◆ What the task asks
Locate each line of the material that contains "加菜加酒", then return it.
-- Begin Given data --
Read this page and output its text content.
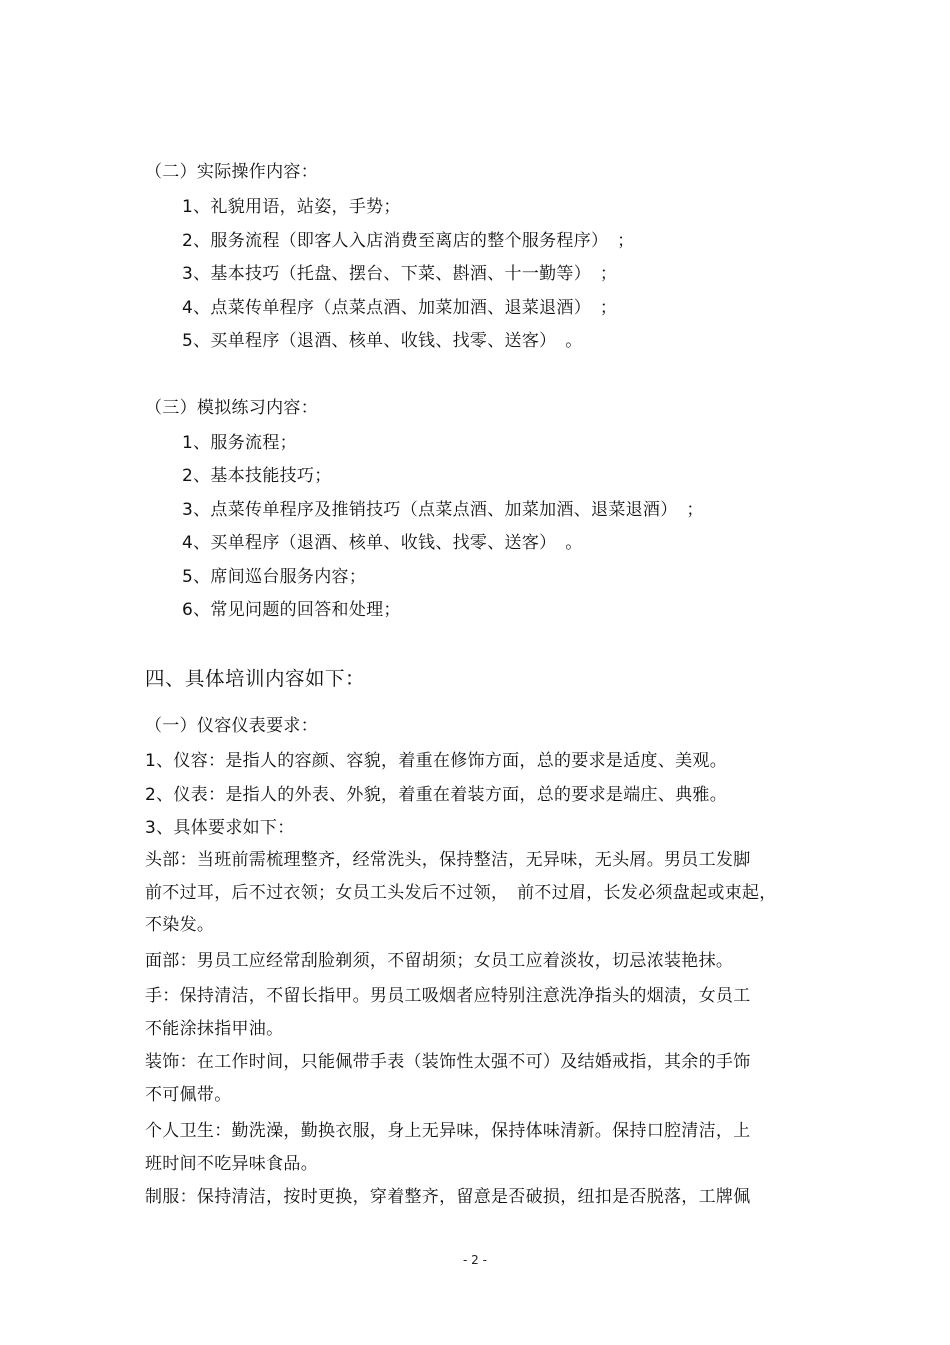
（二）实际操作内容：
1、礼貌用语，站姿，手势；
2、服务流程（即客人入店消费至离店的整个服务程序）　；
3、基本技巧（托盘、摆台、下菜、斟酒、十一勤等）　；
4、点菜传单程序（点菜点酒、加菜加酒、退菜退酒）　；
5、买单程序（退酒、核单、收钱、找零、送客）　。
（三）模拟练习内容：
1、服务流程；
2、基本技能技巧；
3、点菜传单程序及推销技巧（点菜点酒、加菜加酒、退菜退酒）　；
4、买单程序（退酒、核单、收钱、找零、送客）　。
5、席间巡台服务内容；
6、常见问题的回答和处理；
四、具体培训内容如下：
（一）仪容仪表要求：
1、仪容：是指人的容颜、容貌，着重在修饰方面，总的要求是适度、美观。
2、仪表：是指人的外表、外貌，着重在着装方面，总的要求是端庄、典雅。
3、具体要求如下：
头部：当班前需梳理整齐，经常洗头，保持整洁，无异味，无头屑。男员工发脚
前不过耳，后不过衣领；女员工头发后不过领，　前不过眉，长发必须盘起或束起，
不染发。
面部：男员工应经常刮脸剃须，不留胡须；女员工应着淡妆，切忌浓装艳抹。
手：保持清洁，不留长指甲。男员工吸烟者应特别注意洗净指头的烟渍，女员工
不能涂抹指甲油。
装饰：在工作时间，只能佩带手表（装饰性太强不可）及结婚戒指，其余的手饰
不可佩带。
个人卫生：勤洗澡，勤换衣服，身上无异味，保持体味清新。保持口腔清洁，上
班时间不吃异味食品。
制服：保持清洁，按时更换，穿着整齐，留意是否破损，纽扣是否脱落，工牌佩
- 2 -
-- End Given data --
◆ Complete response
4、点菜传单程序（点菜点酒、加菜加酒、退菜退酒）　；
3、点菜传单程序及推销技巧（点菜点酒、加菜加酒、退菜退酒）　；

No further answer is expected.